[BEGIN Input data]

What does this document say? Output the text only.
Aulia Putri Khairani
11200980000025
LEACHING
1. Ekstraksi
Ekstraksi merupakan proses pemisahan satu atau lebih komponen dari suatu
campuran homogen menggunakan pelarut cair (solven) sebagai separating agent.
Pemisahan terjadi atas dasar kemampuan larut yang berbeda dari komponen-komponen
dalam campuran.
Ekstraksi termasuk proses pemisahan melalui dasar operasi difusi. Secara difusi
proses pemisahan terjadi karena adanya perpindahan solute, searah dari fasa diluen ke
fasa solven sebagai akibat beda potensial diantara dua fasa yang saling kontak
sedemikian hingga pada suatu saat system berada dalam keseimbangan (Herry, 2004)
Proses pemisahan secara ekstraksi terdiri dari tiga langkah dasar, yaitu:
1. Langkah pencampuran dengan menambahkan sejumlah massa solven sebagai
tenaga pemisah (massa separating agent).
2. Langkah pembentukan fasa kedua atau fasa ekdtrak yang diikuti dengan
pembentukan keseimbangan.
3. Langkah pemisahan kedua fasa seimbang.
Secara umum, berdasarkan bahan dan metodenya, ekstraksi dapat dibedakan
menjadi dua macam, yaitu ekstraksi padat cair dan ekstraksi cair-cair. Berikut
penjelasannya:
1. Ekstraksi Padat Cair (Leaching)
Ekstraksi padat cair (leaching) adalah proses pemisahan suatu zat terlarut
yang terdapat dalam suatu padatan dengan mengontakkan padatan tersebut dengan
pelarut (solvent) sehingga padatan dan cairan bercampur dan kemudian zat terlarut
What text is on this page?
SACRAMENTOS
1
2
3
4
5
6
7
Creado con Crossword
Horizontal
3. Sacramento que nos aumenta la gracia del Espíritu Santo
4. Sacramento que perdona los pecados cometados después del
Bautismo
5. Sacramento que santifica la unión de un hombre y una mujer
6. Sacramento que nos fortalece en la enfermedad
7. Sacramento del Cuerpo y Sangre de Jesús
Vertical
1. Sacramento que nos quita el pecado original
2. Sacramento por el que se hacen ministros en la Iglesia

[END Input data]

* _Your goal_:
Output exactly the lines between the one containing "What text is on this page?" and the final line above, both inclusive.

* _Final answer_:
What text is on this page?
SACRAMENTOS
1
2
3
4
5
6
7
Creado con Crossword
Horizontal
3. Sacramento que nos aumenta la gracia del Espíritu Santo
4. Sacramento que perdona los pecados cometados después del
Bautismo
5. Sacramento que santifica la unión de un hombre y una mujer
6. Sacramento que nos fortalece en la enfermedad
7. Sacramento del Cuerpo y Sangre de Jesús
Vertical
1. Sacramento que nos quita el pecado original
2. Sacramento por el que se hacen ministros en la Iglesia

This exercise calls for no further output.